* Begin *

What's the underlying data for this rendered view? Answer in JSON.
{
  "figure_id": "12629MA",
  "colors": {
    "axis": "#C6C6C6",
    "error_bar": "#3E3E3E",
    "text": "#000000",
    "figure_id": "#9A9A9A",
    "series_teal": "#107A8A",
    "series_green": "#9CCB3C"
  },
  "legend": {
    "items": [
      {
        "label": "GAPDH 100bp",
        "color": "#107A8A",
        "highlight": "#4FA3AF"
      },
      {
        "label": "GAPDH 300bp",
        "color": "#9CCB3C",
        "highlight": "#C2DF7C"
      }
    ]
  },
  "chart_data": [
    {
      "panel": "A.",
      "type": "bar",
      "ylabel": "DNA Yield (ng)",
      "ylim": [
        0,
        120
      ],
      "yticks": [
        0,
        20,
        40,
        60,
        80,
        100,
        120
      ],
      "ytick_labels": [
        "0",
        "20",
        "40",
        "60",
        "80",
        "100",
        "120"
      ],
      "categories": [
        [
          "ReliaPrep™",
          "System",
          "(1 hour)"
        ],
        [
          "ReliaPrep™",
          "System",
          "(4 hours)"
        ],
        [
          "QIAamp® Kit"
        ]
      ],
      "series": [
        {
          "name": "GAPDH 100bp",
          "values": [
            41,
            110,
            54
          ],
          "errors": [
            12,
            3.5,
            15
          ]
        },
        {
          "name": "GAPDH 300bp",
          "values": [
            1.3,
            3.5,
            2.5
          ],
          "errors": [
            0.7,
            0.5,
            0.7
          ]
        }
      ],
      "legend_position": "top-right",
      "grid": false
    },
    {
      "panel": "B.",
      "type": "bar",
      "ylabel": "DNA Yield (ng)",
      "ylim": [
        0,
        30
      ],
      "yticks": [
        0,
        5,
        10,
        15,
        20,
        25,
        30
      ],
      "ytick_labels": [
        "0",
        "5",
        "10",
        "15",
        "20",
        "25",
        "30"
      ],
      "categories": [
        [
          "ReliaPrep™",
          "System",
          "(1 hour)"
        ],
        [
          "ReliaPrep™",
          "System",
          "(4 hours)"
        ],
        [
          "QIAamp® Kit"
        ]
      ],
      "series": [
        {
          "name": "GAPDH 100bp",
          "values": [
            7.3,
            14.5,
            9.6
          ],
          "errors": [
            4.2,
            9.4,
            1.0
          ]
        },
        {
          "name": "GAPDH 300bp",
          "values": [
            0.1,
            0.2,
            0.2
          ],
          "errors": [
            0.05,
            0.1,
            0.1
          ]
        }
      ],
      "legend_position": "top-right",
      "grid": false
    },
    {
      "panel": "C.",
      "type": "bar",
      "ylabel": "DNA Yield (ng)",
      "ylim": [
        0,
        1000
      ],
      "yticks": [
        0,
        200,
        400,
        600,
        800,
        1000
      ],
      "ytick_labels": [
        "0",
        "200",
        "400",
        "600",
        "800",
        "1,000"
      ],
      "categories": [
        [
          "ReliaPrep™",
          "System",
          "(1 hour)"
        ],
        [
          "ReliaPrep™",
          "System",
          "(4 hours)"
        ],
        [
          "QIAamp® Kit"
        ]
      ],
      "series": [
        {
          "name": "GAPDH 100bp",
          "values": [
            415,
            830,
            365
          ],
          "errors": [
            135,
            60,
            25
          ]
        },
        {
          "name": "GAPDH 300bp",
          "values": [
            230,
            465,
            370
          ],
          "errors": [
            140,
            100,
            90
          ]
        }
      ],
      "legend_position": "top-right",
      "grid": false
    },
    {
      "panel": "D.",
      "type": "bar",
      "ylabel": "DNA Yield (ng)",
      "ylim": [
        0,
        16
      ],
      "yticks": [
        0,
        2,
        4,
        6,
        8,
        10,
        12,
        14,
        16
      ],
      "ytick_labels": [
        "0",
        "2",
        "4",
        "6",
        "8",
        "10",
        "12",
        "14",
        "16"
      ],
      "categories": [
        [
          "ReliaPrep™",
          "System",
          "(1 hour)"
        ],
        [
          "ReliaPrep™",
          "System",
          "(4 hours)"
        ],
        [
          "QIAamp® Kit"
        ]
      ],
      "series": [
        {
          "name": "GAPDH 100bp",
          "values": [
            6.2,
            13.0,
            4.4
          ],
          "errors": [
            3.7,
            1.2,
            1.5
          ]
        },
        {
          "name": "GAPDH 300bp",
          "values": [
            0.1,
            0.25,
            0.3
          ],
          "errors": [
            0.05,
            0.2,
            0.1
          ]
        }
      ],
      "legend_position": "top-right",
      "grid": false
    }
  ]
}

* End *

◆ **STATED GOAL**: Return the whole listing exactly.

◆ **ANSWER TO THE PROBLEM**:
What's the underlying data for this rendered view? Answer in JSON.
{
  "figure_id": "12629MA",
  "colors": {
    "axis": "#C6C6C6",
    "error_bar": "#3E3E3E",
    "text": "#000000",
    "figure_id": "#9A9A9A",
    "series_teal": "#107A8A",
    "series_green": "#9CCB3C"
  },
  "legend": {
    "items": [
      {
        "label": "GAPDH 100bp",
        "color": "#107A8A",
        "highlight": "#4FA3AF"
      },
      {
        "label": "GAPDH 300bp",
        "color": "#9CCB3C",
        "highlight": "#C2DF7C"
      }
    ]
  },
  "chart_data": [
    {
      "panel": "A.",
      "type": "bar",
      "ylabel": "DNA Yield (ng)",
      "ylim": [
        0,
        120
      ],
      "yticks": [
        0,
        20,
        40,
        60,
        80,
        100,
        120
      ],
      "ytick_labels": [
        "0",
        "20",
        "40",
        "60",
        "80",
        "100",
        "120"
      ],
      "categories": [
        [
          "ReliaPrep™",
          "System",
          "(1 hour)"
        ],
        [
          "ReliaPrep™",
          "System",
          "(4 hours)"
        ],
        [
          "QIAamp® Kit"
        ]
      ],
      "series": [
        {
          "name": "GAPDH 100bp",
          "values": [
            41,
            110,
            54
          ],
          "errors": [
            12,
            3.5,
            15
          ]
        },
        {
          "name": "GAPDH 300bp",
          "values": [
            1.3,
            3.5,
            2.5
          ],
          "errors": [
            0.7,
            0.5,
            0.7
          ]
        }
      ],
      "legend_position": "top-right",
      "grid": false
    },
    {
      "panel": "B.",
      "type": "bar",
      "ylabel": "DNA Yield (ng)",
      "ylim": [
        0,
        30
      ],
      "yticks": [
        0,
        5,
        10,
        15,
        20,
        25,
        30
      ],
      "ytick_labels": [
        "0",
        "5",
        "10",
        "15",
        "20",
        "25",
        "30"
      ],
      "categories": [
        [
          "ReliaPrep™",
          "System",
          "(1 hour)"
        ],
        [
          "ReliaPrep™",
          "System",
          "(4 hours)"
        ],
        [
          "QIAamp® Kit"
        ]
      ],
      "series": [
        {
          "name": "GAPDH 100bp",
          "values": [
            7.3,
            14.5,
            9.6
          ],
          "errors": [
            4.2,
            9.4,
            1.0
          ]
        },
        {
          "name": "GAPDH 300bp",
          "values": [
            0.1,
            0.2,
            0.2
          ],
          "errors": [
            0.05,
            0.1,
            0.1
          ]
        }
      ],
      "legend_position": "top-right",
      "grid": false
    },
    {
      "panel": "C.",
      "type": "bar",
      "ylabel": "DNA Yield (ng)",
      "ylim": [
        0,
        1000
      ],
      "yticks": [
        0,
        200,
        400,
        600,
        800,
        1000
      ],
      "ytick_labels": [
        "0",
        "200",
        "400",
        "600",
        "800",
        "1,000"
      ],
      "categories": [
        [
          "ReliaPrep™",
          "System",
          "(1 hour)"
        ],
        [
          "ReliaPrep™",
          "System",
          "(4 hours)"
        ],
        [
          "QIAamp® Kit"
        ]
      ],
      "series": [
        {
          "name": "GAPDH 100bp",
          "values": [
            415,
            830,
            365
          ],
          "errors": [
            135,
            60,
            25
          ]
        },
        {
          "name": "GAPDH 300bp",
          "values": [
            230,
            465,
            370
          ],
          "errors": [
            140,
            100,
            90
          ]
        }
      ],
      "legend_position": "top-right",
      "grid": false
    },
    {
      "panel": "D.",
      "type": "bar",
      "ylabel": "DNA Yield (ng)",
      "ylim": [
        0,
        16
      ],
      "yticks": [
        0,
        2,
        4,
        6,
        8,
        10,
        12,
        14,
        16
      ],
      "ytick_labels": [
        "0",
        "2",
        "4",
        "6",
        "8",
        "10",
        "12",
        "14",
        "16"
      ],
      "categories": [
        [
          "ReliaPrep™",
          "System",
          "(1 hour)"
        ],
        [
          "ReliaPrep™",
          "System",
          "(4 hours)"
        ],
        [
          "QIAamp® Kit"
        ]
      ],
      "series": [
        {
          "name": "GAPDH 100bp",
          "values": [
            6.2,
            13.0,
            4.4
          ],
          "errors": [
            3.7,
            1.2,
            1.5
          ]
        },
        {
          "name": "GAPDH 300bp",
          "values": [
            0.1,
            0.25,
            0.3
          ],
          "errors": [
            0.05,
            0.2,
            0.1
          ]
        }
      ],
      "legend_position": "top-right",
      "grid": false
    }
  ]
}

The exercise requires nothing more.